*Challenge*
Count every line in the following entries where the word "底宽之和" appears. Give the count alone.

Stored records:
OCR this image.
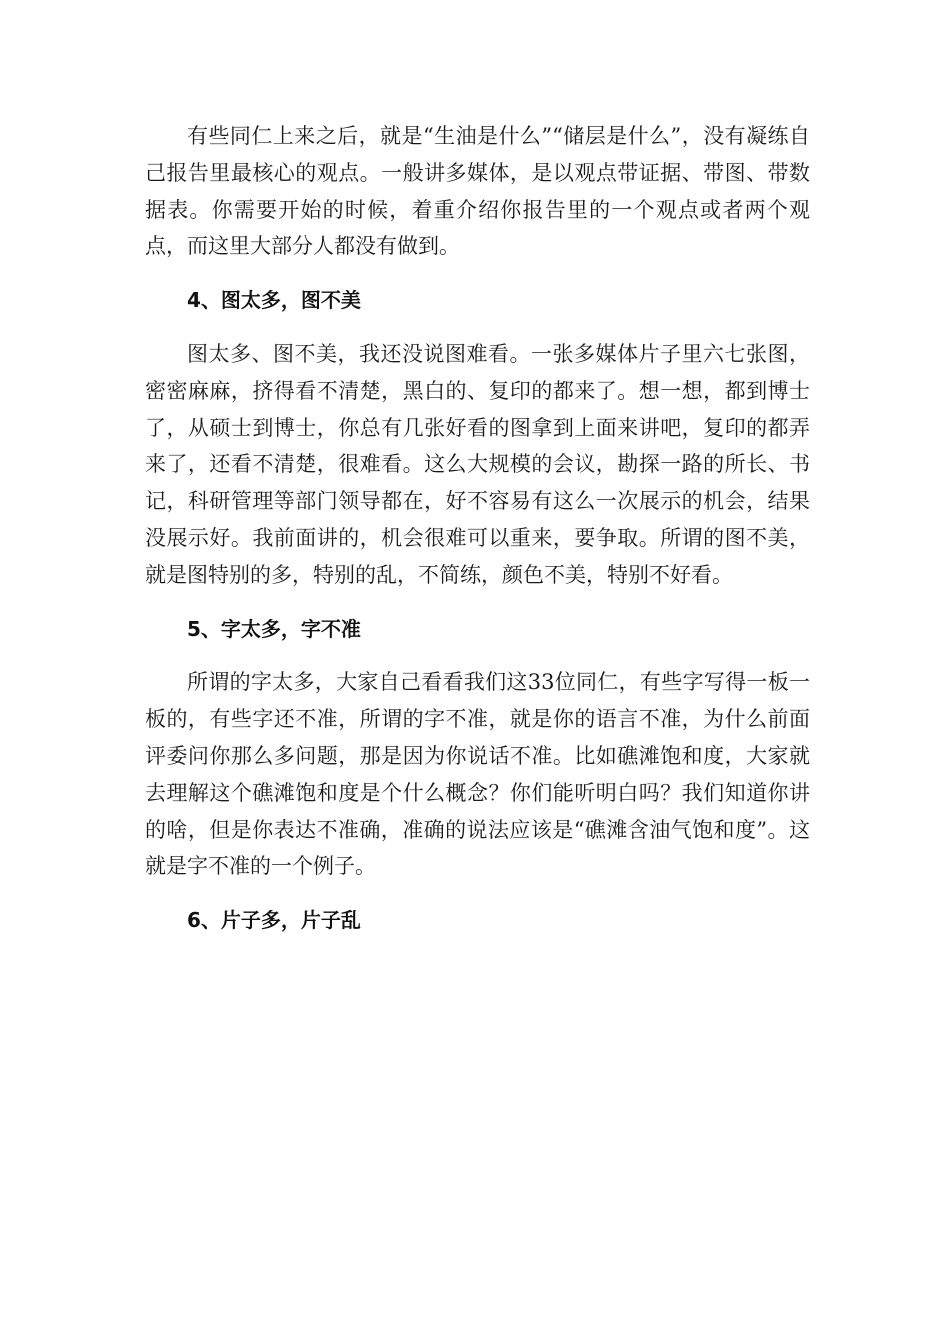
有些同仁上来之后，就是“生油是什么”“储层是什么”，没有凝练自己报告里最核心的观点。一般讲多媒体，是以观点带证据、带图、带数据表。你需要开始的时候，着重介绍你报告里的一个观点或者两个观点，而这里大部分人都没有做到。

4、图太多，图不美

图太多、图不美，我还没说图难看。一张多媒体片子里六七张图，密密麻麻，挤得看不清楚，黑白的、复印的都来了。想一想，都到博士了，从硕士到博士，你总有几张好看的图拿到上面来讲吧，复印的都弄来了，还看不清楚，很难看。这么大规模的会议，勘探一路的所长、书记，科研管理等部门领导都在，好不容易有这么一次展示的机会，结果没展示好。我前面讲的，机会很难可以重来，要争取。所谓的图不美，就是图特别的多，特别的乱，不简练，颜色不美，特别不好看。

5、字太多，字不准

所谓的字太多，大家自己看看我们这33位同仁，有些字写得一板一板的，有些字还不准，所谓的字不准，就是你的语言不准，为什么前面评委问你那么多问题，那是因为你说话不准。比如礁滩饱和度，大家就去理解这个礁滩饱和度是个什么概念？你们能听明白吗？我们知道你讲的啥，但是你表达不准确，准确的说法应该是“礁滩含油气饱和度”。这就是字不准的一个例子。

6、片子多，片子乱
...
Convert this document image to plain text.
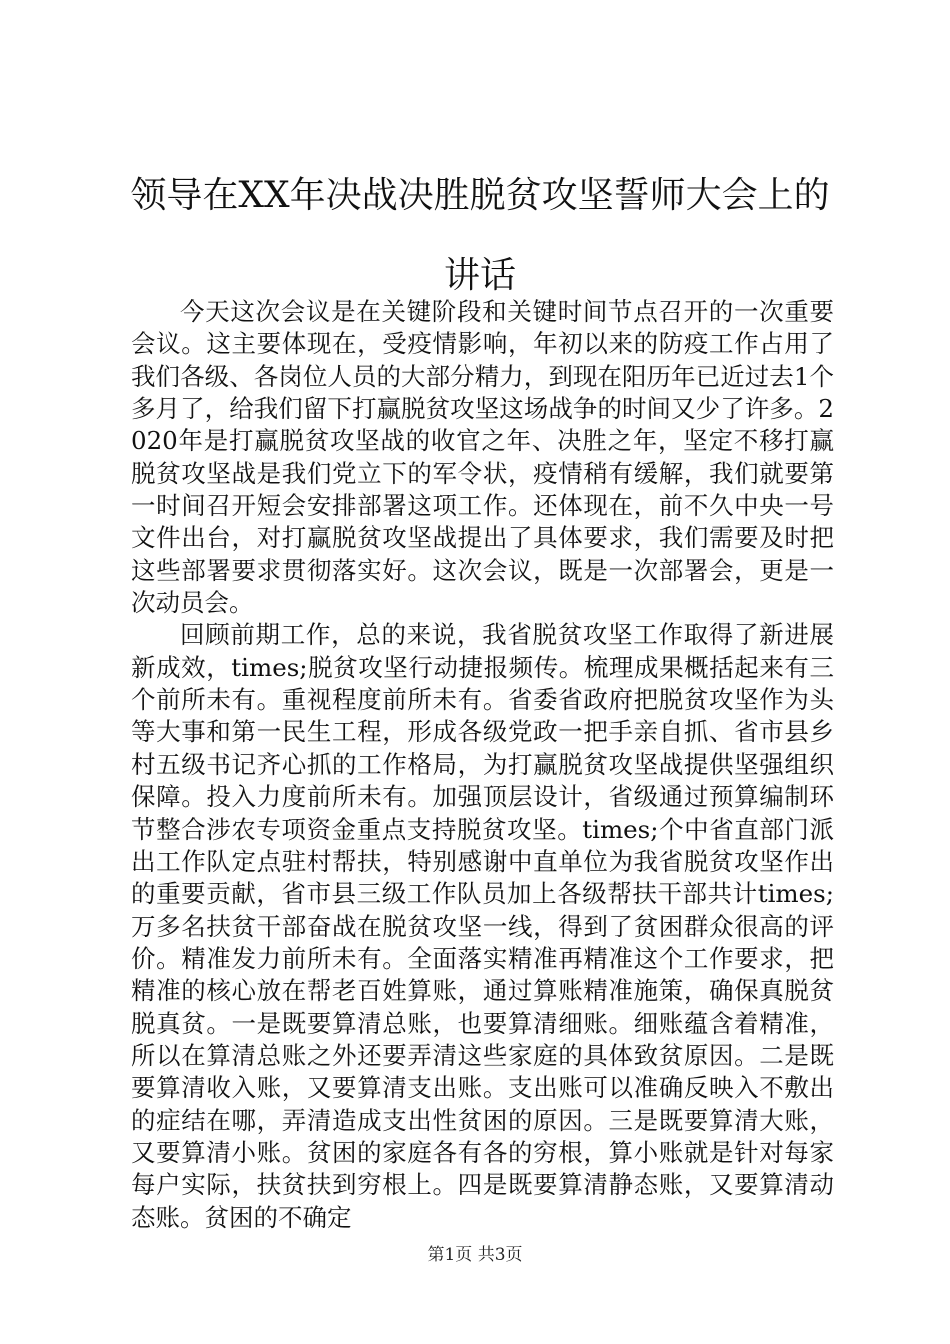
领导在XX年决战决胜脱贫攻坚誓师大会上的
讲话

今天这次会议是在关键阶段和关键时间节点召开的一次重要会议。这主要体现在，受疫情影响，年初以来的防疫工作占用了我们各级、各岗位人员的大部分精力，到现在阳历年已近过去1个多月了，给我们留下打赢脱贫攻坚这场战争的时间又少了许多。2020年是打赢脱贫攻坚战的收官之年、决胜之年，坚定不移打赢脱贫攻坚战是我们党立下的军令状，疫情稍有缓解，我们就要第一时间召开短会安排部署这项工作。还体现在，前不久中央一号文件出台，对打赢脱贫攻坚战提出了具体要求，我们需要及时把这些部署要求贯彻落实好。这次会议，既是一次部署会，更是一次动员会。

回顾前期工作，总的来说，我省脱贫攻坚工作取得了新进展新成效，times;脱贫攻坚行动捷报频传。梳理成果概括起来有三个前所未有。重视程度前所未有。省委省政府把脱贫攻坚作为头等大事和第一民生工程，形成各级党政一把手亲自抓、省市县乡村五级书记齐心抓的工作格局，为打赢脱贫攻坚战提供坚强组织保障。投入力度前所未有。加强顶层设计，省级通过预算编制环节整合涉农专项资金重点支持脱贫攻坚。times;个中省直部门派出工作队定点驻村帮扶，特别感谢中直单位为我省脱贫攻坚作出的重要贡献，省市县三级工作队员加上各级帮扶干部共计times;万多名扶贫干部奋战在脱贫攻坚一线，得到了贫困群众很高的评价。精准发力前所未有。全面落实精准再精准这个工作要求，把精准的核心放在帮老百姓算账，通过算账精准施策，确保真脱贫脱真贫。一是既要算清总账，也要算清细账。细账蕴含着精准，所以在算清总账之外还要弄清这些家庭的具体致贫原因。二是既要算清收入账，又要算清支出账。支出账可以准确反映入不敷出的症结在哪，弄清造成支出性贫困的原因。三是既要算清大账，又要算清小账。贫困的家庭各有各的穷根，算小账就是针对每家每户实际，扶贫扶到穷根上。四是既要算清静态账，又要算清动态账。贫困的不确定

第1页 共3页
---
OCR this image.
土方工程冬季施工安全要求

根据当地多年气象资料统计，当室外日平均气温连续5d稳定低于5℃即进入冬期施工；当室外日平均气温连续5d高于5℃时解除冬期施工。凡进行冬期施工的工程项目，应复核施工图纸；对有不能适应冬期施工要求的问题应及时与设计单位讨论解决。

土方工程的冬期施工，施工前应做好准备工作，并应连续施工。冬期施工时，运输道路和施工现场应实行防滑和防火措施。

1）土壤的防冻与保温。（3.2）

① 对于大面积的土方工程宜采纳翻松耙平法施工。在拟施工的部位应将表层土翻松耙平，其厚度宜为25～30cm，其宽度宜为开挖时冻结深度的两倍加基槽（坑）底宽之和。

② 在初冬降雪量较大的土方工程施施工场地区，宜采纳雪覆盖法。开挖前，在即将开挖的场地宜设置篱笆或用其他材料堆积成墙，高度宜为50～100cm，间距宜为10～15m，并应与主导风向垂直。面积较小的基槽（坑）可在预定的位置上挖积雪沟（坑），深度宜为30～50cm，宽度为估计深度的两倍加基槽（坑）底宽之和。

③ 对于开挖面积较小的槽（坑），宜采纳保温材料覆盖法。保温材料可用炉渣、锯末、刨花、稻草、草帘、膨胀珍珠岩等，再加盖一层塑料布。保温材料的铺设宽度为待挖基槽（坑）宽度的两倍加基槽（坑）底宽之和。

*Result of this task*
3